Prompt: Quote the full listing word for word.

Begin Exercise material

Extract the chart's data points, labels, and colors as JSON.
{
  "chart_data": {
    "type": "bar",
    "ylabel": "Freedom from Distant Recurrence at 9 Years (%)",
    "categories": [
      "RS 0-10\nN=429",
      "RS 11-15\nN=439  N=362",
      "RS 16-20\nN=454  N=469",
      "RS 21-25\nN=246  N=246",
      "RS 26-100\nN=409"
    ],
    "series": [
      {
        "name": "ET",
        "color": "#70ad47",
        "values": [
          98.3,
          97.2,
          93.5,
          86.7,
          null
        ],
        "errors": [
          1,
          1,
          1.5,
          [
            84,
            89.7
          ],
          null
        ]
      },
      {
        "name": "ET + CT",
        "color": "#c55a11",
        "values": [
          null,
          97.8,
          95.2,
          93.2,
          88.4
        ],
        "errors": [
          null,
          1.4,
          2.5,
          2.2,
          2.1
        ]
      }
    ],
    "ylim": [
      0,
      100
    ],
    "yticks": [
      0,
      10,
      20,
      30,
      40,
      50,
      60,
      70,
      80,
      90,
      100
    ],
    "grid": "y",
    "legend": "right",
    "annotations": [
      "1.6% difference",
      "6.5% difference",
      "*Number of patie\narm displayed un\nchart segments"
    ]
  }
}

End Exercise material

Finished exercise:
Extract the chart's data points, labels, and colors as JSON.
{
  "chart_data": {
    "type": "bar",
    "ylabel": "Freedom from Distant Recurrence at 9 Years (%)",
    "categories": [
      "RS 0-10\nN=429",
      "RS 11-15\nN=439  N=362",
      "RS 16-20\nN=454  N=469",
      "RS 21-25\nN=246  N=246",
      "RS 26-100\nN=409"
    ],
    "series": [
      {
        "name": "ET",
        "color": "#70ad47",
        "values": [
          98.3,
          97.2,
          93.5,
          86.7,
          null
        ],
        "errors": [
          1,
          1,
          1.5,
          [
            84,
            89.7
          ],
          null
        ]
      },
      {
        "name": "ET + CT",
        "color": "#c55a11",
        "values": [
          null,
          97.8,
          95.2,
          93.2,
          88.4
        ],
        "errors": [
          null,
          1.4,
          2.5,
          2.2,
          2.1
        ]
      }
    ],
    "ylim": [
      0,
      100
    ],
    "yticks": [
      0,
      10,
      20,
      30,
      40,
      50,
      60,
      70,
      80,
      90,
      100
    ],
    "grid": "y",
    "legend": "right",
    "annotations": [
      "1.6% difference",
      "6.5% difference",
      "*Number of patie\narm displayed un\nchart segments"
    ]
  }
}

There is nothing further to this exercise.